Por otro lado, existen criticólogos crónicos que se dedican a ejercer el tirabombismo impune (y muchas veces cobardemente anónimo). Estos especímenes también abundan: practican la bohemia desde la comodidad de su ropa, libros y tranquilidad compradas por papá y mamá; vapulean los espacios académicos a los que no son capaces de sobrevivir, o a los que no son capaces de interpelar de manera legítima por pura cobardía; todo lo que no se amolde a su nihilismo adolescente es tratado de «establishment», mientras que su producción se reduce a unos cuantos versos incomprensibles salvo para dos o tres allegados, entre los cuales no falta el que halaga sin comprender, por no correr el riesgo de resultar descastado.

Entre estos dos polos, el oficio de la poesía se ve seriamente vulnerado, y pierde dos de sus factores troncales: auto-reflexión y comunicabilidad.

Y tal vez la escritura programática, tal como la entiendo (apenas) sea un punto de fuga posible para esta dicotomía: experimentar libremente, pero sobre la base del conocimiento y la claridad conceptual; componer un libro de poesía y no producir un amontonamiento de poemas; mantener vivo el debate, pero sustentarlo con una obra coherente con nuestros postulados; producir constantemente, pero prestando atención a cada paso dado; entender la estética y el estilo como procesos mutantes, poblados de capítulos que se cierran sobre sí mismos para dar lugar a otros más o menos distintos; pensar el oficio de la poesía no como una escritura «por deporte», sino como el desarrollo de un cuerpo orgánico; ¡leernos! ¡Entablar el diálogo! Animarnos a ser una comunidad que se hace cargo de su tiempo y de su lugar en la historia de la poesía. Ser capaces de pararnos en la fisura, animarnos a no negar nuestro perfil delirante ni nuestro perfil seriote, ser burgueses bohemios, docentes anarquistas, poetas que desean tener un plasma de 50 pulgadas para ver el mundial.

◆ **Extracto de datos**:
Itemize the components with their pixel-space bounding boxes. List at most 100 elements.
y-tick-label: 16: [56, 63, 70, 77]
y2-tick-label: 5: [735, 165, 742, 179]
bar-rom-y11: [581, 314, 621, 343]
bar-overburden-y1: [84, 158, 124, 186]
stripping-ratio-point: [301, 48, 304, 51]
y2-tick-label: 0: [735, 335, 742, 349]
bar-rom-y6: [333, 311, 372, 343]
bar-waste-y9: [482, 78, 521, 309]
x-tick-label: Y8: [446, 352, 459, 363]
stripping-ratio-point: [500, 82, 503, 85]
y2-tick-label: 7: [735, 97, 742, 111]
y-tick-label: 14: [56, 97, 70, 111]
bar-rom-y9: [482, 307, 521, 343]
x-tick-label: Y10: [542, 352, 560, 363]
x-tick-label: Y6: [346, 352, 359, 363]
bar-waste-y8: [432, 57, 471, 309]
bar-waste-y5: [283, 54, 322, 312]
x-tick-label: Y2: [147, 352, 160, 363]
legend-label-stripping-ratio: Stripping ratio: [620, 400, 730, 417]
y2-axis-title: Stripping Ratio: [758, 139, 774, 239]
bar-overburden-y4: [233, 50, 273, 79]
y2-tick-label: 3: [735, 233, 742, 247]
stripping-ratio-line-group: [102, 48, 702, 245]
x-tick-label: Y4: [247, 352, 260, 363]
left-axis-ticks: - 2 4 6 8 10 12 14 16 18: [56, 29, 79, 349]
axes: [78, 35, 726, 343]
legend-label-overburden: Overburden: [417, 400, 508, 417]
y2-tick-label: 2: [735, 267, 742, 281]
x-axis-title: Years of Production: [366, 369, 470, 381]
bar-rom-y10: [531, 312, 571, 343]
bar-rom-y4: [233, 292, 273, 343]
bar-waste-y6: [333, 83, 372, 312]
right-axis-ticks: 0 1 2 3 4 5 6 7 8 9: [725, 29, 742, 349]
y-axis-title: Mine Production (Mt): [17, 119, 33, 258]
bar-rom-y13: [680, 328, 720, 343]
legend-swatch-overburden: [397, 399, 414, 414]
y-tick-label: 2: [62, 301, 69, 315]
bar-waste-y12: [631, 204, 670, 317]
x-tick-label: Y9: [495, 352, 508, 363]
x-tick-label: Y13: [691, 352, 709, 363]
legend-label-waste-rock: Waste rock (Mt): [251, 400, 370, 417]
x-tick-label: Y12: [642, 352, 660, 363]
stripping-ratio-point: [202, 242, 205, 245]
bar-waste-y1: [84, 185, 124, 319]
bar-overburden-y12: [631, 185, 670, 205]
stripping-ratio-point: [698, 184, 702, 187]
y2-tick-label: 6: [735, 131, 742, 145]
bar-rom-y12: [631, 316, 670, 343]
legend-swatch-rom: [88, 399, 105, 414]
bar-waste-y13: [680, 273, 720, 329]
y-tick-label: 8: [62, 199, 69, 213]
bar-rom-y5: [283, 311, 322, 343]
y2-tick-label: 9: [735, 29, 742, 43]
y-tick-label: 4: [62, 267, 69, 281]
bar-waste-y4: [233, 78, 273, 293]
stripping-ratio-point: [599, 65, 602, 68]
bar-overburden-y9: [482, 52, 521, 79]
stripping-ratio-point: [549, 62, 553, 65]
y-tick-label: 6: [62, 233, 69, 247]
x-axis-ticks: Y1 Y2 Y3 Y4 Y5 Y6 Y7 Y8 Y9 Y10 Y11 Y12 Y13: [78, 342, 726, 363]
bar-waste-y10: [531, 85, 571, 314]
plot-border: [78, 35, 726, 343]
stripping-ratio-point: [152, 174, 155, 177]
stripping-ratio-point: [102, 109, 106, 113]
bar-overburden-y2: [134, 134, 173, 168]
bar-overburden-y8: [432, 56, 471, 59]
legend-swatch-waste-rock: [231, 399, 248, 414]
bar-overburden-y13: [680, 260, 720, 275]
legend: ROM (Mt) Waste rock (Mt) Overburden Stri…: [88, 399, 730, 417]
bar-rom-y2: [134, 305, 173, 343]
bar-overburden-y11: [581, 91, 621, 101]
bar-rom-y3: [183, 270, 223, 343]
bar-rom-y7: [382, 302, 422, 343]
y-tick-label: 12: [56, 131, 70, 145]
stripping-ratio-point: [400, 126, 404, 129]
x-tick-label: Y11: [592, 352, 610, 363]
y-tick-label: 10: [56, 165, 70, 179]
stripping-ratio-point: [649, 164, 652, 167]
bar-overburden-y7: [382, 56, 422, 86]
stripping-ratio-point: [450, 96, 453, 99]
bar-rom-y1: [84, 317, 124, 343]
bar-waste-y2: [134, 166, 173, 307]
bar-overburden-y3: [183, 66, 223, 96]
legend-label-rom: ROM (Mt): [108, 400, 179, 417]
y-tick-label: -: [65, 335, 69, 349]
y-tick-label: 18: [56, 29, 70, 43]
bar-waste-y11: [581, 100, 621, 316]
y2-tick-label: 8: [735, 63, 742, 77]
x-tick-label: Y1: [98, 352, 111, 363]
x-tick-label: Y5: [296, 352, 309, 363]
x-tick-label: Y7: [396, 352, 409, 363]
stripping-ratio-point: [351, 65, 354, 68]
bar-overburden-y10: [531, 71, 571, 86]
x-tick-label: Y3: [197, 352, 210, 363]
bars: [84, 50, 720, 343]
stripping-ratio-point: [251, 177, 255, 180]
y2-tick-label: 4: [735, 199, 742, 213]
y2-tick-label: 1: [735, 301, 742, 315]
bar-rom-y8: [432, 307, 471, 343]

◆ **Desafíos**:
A. En el texto sobre el oficio de la poesía, ¿qué dos factores troncales pierde ese oficio entre los dos polos descritos?
B. Retoma el texto sobre el oficio de la poesía justo después de su última oración.

◆ **Respuestas**:
A. Pierde la auto-reflexión y la comunicabilidad.

B.
Por eso la poesía es para mí una revolución cotidiana. Porque implica pararse frente a la vida de una manera específica, militando por el valor del lenguaje, por una mirada que permita observar el revés de las cosas, donde reside su cara más perversa. Creyendo en la omnipresencia de la poesía, buscándola en todas las voces, devolviéndole a la gente el derecho a ejercerla y a consumirla, pero planteando siempre las responsabilidades que es necesario asumir.

En la actualidad, corremos el peligro de convertir la poesía en un ejercicio de escribir para escritores. No existe UNA manera de ensayar una salida, pero es necesario que todos los que decidimos esgrimir la palabra como medio de conocimiento, de comunicación y de transformación del mundo, reflexionemos sobre cómo convertir poesía en acción, acción en vida misma.


*Nació en Rosario (dentro y fuera de Santa Fe) en 1983. Desde 2003 reside, por razones hormonales, en San Juan, donde cursa la carrera Licenciatura en Letras (aunque en realidad no cursa, le faltan 2 materias, entonces va sólo cuando es estrictamente necesario), y ejerce como padre, amo de casa, sonidista, músico, corrector, yerno y otras yerbas, no por jactancia de la variedad, sino por redonda obligación.
Ha publicado la otra cara de la almohada (poemas, elandamio ediciones, 2008).
Actualmente trabaja, con fiaca admirable, en un libro consistente en tres poemarios en serie:
loqueporandarentrejuarrozygirondo/ loqueporvolvercaminando/ loqueavecesperonotanto.
Como músico, se encuentra en pleno desarrollo de "músicaparaeltrance", un proyecto antojadizo y sin propósito, del cual algunos fragmentos ya han salido a la luz.
Parte de su material (el que todavía no puede ser vendido) puede encontrarse en su blog, desconfianzacrónica, en los blogs de amigos compasivos que tal vez lo publican, o en blogs enemigos donde se infiltra descaradamente.


[1]Reconozco que el concepto de “escritura programática” o “programa de escritura” debería ser más desarrollado, y parece en este escrito un capricho de alguien que se jacta de generar terminologías inútiles. Pero lo cierto es que a medida que se me fue esbozando en la cabeza, pude ir encontrando huellas de circunstancias similares en otros autores, con los que comparto al menos la generación.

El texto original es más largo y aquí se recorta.